- **Task details**
Exclude the pictures and reproduce the remaining data exactly as written.

Dataset records:
——
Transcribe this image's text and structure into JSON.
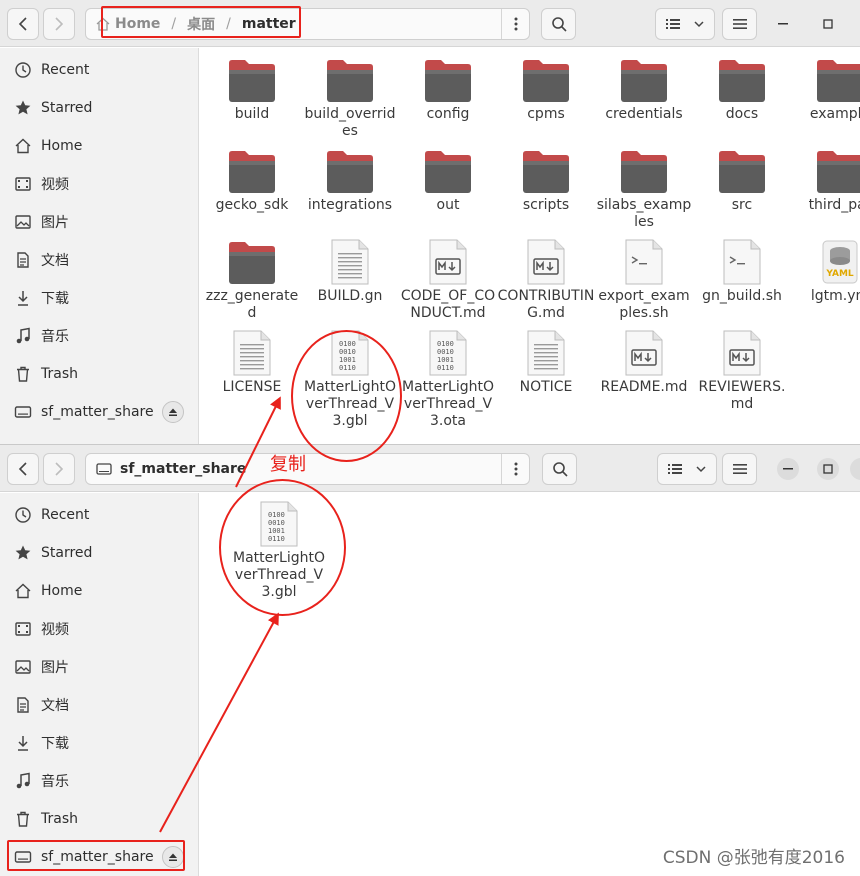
{
  "window1": {
    "breadcrumb": {
      "home": "Home",
      "desktop": "桌面",
      "current": "matter"
    },
    "sidebar": {
      "items": [
        {
          "label": "Recent",
          "icon": "recent-icon"
        },
        {
          "label": "Starred",
          "icon": "star-icon"
        },
        {
          "label": "Home",
          "icon": "home-icon"
        },
        {
          "label": "视频",
          "icon": "video-icon"
        },
        {
          "label": "图片",
          "icon": "picture-icon"
        },
        {
          "label": "文档",
          "icon": "document-icon"
        },
        {
          "label": "下载",
          "icon": "download-icon"
        },
        {
          "label": "音乐",
          "icon": "music-icon"
        },
        {
          "label": "Trash",
          "icon": "trash-icon"
        },
        {
          "label": "sf_matter_share",
          "icon": "drive-icon"
        }
      ]
    },
    "files": [
      {
        "name": "build",
        "type": "folder"
      },
      {
        "name": "build_overrides",
        "type": "folder"
      },
      {
        "name": "config",
        "type": "folder"
      },
      {
        "name": "cpms",
        "type": "folder"
      },
      {
        "name": "credentials",
        "type": "folder"
      },
      {
        "name": "docs",
        "type": "folder"
      },
      {
        "name": "example",
        "type": "folder"
      },
      {
        "name": "gecko_sdk",
        "type": "folder"
      },
      {
        "name": "integrations",
        "type": "folder"
      },
      {
        "name": "out",
        "type": "folder"
      },
      {
        "name": "scripts",
        "type": "folder"
      },
      {
        "name": "silabs_examples",
        "type": "folder"
      },
      {
        "name": "src",
        "type": "folder"
      },
      {
        "name": "third_par",
        "type": "folder"
      },
      {
        "name": "zzz_generated",
        "type": "folder"
      },
      {
        "name": "BUILD.gn",
        "type": "text"
      },
      {
        "name": "CODE_OF_CONDUCT.md",
        "type": "markdown"
      },
      {
        "name": "CONTRIBUTING.md",
        "type": "markdown"
      },
      {
        "name": "export_examples.sh",
        "type": "script"
      },
      {
        "name": "gn_build.sh",
        "type": "script"
      },
      {
        "name": "lgtm.ym",
        "type": "yaml"
      },
      {
        "name": "LICENSE",
        "type": "text"
      },
      {
        "name": "MatterLightOverThread_V3.gbl",
        "type": "binary"
      },
      {
        "name": "MatterLightOverThread_V3.ota",
        "type": "binary"
      },
      {
        "name": "NOTICE",
        "type": "text"
      },
      {
        "name": "README.md",
        "type": "markdown"
      },
      {
        "name": "REVIEWERS.md",
        "type": "markdown"
      }
    ],
    "yaml_badge": "YAML"
  },
  "window2": {
    "breadcrumb": {
      "current": "sf_matter_share"
    },
    "sidebar": {
      "items": [
        {
          "label": "Recent"
        },
        {
          "label": "Starred"
        },
        {
          "label": "Home"
        },
        {
          "label": "视频"
        },
        {
          "label": "图片"
        },
        {
          "label": "文档"
        },
        {
          "label": "下载"
        },
        {
          "label": "音乐"
        },
        {
          "label": "Trash"
        },
        {
          "label": "sf_matter_share"
        }
      ]
    },
    "files": [
      {
        "name": "MatterLightOverThread_V3.gbl",
        "type": "binary"
      }
    ]
  },
  "annotation": {
    "copy_label": "复制",
    "color": "#e8221c"
  },
  "binary_glyph": [
    "0100",
    "0010",
    "1001",
    "0110"
  ],
  "watermark": "CSDN @张弛有度2016",
  "colors": {
    "folder_top": "#c24a4a",
    "folder_body": "#5c5c5c",
    "accent": "#e8221c"
  }
}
——
- **Reply to the exercise**
Transcribe this image's text and structure into JSON.
{
  "window1": {
    "breadcrumb": {
      "home": "Home",
      "desktop": "桌面",
      "current": "matter"
    },
    "sidebar": {
      "items": [
        {
          "label": "Recent",
          "icon": "recent-icon"
        },
        {
          "label": "Starred",
          "icon": "star-icon"
        },
        {
          "label": "Home",
          "icon": "home-icon"
        },
        {
          "label": "视频",
          "icon": "video-icon"
        },
        {
          "label": "图片",
          "icon": "picture-icon"
        },
        {
          "label": "文档",
          "icon": "document-icon"
        },
        {
          "label": "下载",
          "icon": "download-icon"
        },
        {
          "label": "音乐",
          "icon": "music-icon"
        },
        {
          "label": "Trash",
          "icon": "trash-icon"
        },
        {
          "label": "sf_matter_share",
          "icon": "drive-icon"
        }
      ]
    },
    "files": [
      {
        "name": "build",
        "type": "folder"
      },
      {
        "name": "build_overrides",
        "type": "folder"
      },
      {
        "name": "config",
        "type": "folder"
      },
      {
        "name": "cpms",
        "type": "folder"
      },
      {
        "name": "credentials",
        "type": "folder"
      },
      {
        "name": "docs",
        "type": "folder"
      },
      {
        "name": "example",
        "type": "folder"
      },
      {
        "name": "gecko_sdk",
        "type": "folder"
      },
      {
        "name": "integrations",
        "type": "folder"
      },
      {
        "name": "out",
        "type": "folder"
      },
      {
        "name": "scripts",
        "type": "folder"
      },
      {
        "name": "silabs_examples",
        "type": "folder"
      },
      {
        "name": "src",
        "type": "folder"
      },
      {
        "name": "third_par",
        "type": "folder"
      },
      {
        "name": "zzz_generated",
        "type": "folder"
      },
      {
        "name": "BUILD.gn",
        "type": "text"
      },
      {
        "name": "CODE_OF_CONDUCT.md",
        "type": "markdown"
      },
      {
        "name": "CONTRIBUTING.md",
        "type": "markdown"
      },
      {
        "name": "export_examples.sh",
        "type": "script"
      },
      {
        "name": "gn_build.sh",
        "type": "script"
      },
      {
        "name": "lgtm.ym",
        "type": "yaml"
      },
      {
        "name": "LICENSE",
        "type": "text"
      },
      {
        "name": "MatterLightOverThread_V3.gbl",
        "type": "binary"
      },
      {
        "name": "MatterLightOverThread_V3.ota",
        "type": "binary"
      },
      {
        "name": "NOTICE",
        "type": "text"
      },
      {
        "name": "README.md",
        "type": "markdown"
      },
      {
        "name": "REVIEWERS.md",
        "type": "markdown"
      }
    ],
    "yaml_badge": "YAML"
  },
  "window2": {
    "breadcrumb": {
      "current": "sf_matter_share"
    },
    "sidebar": {
      "items": [
        {
          "label": "Recent"
        },
        {
          "label": "Starred"
        },
        {
          "label": "Home"
        },
        {
          "label": "视频"
        },
        {
          "label": "图片"
        },
        {
          "label": "文档"
        },
        {
          "label": "下载"
        },
        {
          "label": "音乐"
        },
        {
          "label": "Trash"
        },
        {
          "label": "sf_matter_share"
        }
      ]
    },
    "files": [
      {
        "name": "MatterLightOverThread_V3.gbl",
        "type": "binary"
      }
    ]
  },
  "annotation": {
    "copy_label": "复制",
    "color": "#e8221c"
  },
  "binary_glyph": [
    "0100",
    "0010",
    "1001",
    "0110"
  ],
  "watermark": "CSDN @张弛有度2016",
  "colors": {
    "folder_top": "#c24a4a",
    "folder_body": "#5c5c5c",
    "accent": "#e8221c"
  }
}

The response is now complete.